[Figure content listings]
===
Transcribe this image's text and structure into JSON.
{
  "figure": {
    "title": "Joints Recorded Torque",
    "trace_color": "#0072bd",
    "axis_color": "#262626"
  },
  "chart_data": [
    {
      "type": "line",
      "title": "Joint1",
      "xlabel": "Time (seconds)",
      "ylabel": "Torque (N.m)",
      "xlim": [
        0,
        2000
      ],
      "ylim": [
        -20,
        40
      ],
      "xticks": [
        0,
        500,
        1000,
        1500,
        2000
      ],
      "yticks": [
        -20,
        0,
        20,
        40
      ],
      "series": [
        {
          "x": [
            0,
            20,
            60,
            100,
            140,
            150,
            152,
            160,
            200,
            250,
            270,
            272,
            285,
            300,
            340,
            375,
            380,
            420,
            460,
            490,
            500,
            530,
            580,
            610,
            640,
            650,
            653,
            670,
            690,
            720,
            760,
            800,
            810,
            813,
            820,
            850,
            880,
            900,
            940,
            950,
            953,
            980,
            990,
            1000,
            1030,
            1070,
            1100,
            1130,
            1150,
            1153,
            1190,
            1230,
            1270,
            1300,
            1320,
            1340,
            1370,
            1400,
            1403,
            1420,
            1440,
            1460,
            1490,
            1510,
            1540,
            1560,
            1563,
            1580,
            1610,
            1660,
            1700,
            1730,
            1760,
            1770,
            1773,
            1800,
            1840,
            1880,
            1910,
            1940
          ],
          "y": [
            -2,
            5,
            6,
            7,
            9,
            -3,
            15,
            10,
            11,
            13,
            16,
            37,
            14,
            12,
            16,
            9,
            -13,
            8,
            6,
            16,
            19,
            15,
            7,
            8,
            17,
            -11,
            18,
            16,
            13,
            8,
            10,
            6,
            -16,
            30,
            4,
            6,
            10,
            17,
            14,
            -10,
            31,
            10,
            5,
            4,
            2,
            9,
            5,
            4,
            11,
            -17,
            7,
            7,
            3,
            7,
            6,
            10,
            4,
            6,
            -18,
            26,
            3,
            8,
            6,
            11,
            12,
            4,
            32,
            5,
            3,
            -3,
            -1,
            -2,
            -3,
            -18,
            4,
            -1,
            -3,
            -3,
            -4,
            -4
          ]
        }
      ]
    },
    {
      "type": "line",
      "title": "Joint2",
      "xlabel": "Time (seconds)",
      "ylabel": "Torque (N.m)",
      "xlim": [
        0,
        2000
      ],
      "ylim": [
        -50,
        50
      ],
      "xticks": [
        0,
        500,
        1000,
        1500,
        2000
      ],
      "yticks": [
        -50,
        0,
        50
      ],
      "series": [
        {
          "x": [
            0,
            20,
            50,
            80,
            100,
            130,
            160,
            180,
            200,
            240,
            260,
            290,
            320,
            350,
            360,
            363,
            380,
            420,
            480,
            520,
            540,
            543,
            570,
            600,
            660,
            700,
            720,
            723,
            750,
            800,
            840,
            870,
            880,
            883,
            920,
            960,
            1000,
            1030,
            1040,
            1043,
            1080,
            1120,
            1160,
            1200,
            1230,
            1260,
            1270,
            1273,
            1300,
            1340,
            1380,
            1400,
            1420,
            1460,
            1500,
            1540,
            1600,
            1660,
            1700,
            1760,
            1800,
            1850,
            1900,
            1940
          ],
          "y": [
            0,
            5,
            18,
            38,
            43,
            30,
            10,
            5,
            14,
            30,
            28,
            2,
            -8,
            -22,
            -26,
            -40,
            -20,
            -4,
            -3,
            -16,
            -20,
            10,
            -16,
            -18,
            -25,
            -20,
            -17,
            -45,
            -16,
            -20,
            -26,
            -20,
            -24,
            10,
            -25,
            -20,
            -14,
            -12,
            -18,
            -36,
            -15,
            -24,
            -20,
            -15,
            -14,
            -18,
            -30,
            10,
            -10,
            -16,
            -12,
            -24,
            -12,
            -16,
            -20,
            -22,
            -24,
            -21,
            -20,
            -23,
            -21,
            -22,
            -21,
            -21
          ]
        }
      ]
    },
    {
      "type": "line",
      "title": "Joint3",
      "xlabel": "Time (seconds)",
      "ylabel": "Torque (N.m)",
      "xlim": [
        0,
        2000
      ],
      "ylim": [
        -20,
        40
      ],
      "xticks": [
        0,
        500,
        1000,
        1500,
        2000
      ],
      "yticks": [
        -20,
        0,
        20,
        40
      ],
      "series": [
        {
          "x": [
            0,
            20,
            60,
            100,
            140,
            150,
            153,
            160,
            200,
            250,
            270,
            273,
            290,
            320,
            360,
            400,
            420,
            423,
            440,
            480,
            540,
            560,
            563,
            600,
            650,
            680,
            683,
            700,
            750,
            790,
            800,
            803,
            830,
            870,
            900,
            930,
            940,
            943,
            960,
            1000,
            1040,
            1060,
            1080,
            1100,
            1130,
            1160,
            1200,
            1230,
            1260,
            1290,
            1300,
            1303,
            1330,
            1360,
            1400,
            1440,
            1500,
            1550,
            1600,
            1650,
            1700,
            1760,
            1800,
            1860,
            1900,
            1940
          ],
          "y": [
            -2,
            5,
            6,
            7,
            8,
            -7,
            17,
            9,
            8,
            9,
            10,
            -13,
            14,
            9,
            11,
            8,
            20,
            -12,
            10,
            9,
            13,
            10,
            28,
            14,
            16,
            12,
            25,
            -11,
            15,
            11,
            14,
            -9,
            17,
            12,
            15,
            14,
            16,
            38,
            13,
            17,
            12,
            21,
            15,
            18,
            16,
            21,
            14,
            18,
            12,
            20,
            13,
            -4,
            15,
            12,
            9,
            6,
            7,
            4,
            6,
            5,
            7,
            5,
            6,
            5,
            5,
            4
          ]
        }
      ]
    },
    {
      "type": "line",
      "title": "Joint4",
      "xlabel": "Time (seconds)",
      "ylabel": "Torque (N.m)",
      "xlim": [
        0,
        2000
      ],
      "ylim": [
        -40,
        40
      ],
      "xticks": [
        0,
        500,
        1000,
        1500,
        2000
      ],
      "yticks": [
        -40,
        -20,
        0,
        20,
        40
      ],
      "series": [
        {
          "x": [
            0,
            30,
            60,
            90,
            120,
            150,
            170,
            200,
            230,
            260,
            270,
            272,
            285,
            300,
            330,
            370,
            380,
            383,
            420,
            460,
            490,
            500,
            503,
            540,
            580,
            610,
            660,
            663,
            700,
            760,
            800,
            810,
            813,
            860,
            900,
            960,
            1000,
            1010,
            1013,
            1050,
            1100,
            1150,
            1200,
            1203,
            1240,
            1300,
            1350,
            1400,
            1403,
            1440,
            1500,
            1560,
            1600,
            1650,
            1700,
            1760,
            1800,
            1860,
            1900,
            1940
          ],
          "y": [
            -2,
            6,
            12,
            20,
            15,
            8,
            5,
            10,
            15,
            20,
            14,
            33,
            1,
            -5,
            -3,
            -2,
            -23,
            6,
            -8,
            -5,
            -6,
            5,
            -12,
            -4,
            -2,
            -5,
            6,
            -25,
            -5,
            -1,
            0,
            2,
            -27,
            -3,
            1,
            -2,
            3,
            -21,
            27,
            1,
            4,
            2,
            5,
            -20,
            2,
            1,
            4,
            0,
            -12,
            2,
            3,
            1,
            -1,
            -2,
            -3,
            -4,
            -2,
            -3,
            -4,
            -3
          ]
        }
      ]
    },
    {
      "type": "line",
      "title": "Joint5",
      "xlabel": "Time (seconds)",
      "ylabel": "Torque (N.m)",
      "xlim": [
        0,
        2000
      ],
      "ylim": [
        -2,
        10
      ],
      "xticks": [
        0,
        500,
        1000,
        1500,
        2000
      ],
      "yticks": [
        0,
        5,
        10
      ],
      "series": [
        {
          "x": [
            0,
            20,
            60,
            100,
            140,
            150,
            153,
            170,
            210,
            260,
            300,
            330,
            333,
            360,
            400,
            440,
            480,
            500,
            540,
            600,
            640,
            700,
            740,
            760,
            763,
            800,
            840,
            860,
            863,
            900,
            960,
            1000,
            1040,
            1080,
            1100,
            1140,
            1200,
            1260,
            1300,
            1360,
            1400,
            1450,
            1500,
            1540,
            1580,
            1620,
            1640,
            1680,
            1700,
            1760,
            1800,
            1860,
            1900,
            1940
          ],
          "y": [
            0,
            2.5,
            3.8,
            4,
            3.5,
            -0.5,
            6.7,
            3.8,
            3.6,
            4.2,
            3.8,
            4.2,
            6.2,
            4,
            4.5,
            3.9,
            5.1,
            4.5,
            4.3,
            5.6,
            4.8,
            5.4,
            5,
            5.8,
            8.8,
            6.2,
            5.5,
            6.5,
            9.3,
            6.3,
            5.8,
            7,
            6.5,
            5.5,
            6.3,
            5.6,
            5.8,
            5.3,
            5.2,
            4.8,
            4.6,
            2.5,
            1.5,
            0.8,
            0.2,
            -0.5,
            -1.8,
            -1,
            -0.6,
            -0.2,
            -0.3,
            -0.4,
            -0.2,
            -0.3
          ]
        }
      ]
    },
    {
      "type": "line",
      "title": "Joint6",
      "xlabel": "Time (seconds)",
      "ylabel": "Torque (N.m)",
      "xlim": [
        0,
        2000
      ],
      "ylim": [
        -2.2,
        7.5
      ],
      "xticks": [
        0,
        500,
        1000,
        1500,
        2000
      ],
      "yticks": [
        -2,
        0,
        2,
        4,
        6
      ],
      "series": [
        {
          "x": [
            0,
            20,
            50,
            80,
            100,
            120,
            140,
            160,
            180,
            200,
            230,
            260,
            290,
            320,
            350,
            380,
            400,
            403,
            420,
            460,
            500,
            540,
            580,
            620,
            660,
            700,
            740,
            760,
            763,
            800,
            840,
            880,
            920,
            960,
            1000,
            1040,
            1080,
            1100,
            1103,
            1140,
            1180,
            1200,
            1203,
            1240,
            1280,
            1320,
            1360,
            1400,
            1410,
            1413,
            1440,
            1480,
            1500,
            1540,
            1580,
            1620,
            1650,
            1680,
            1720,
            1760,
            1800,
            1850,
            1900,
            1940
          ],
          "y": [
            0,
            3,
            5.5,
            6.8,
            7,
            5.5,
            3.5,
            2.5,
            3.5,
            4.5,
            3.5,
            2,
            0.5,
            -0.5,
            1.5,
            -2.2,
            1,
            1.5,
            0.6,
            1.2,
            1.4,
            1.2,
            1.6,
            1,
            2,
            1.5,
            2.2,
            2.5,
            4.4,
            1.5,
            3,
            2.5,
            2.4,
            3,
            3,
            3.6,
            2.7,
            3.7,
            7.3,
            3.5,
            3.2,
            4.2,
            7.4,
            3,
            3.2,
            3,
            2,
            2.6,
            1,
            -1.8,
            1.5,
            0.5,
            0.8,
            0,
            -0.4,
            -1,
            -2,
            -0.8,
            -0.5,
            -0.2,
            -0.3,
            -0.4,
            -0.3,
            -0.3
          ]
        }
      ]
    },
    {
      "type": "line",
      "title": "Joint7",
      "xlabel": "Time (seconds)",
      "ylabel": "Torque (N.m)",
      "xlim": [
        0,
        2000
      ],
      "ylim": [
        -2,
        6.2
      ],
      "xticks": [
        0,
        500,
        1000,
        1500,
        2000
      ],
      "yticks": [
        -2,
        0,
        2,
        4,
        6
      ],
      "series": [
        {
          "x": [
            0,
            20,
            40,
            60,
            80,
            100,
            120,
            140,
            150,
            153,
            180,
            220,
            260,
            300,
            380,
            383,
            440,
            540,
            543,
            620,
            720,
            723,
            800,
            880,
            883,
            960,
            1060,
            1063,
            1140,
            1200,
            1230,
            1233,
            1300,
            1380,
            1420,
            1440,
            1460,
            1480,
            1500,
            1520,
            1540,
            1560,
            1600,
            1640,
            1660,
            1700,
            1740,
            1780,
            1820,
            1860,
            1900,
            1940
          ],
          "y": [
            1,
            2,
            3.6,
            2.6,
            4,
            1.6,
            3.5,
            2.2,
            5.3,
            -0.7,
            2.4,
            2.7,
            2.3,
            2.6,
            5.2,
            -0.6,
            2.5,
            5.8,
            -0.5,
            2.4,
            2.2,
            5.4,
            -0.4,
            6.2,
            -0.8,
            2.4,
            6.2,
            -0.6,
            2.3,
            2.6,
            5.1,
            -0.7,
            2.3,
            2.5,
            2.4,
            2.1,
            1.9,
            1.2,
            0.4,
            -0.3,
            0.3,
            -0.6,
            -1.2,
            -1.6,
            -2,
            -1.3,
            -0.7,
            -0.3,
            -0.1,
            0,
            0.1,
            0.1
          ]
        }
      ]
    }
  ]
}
===
[Aim of the exercise]:
Find every line in the records above that contains the word "title", and copy each one.

[Result of the exercise]:
    "title": "Joints Recorded Torque",
      "title": "Joint1",
      "title": "Joint2",
      "title": "Joint3",
      "title": "Joint4",
      "title": "Joint5",
      "title": "Joint6",
      "title": "Joint7",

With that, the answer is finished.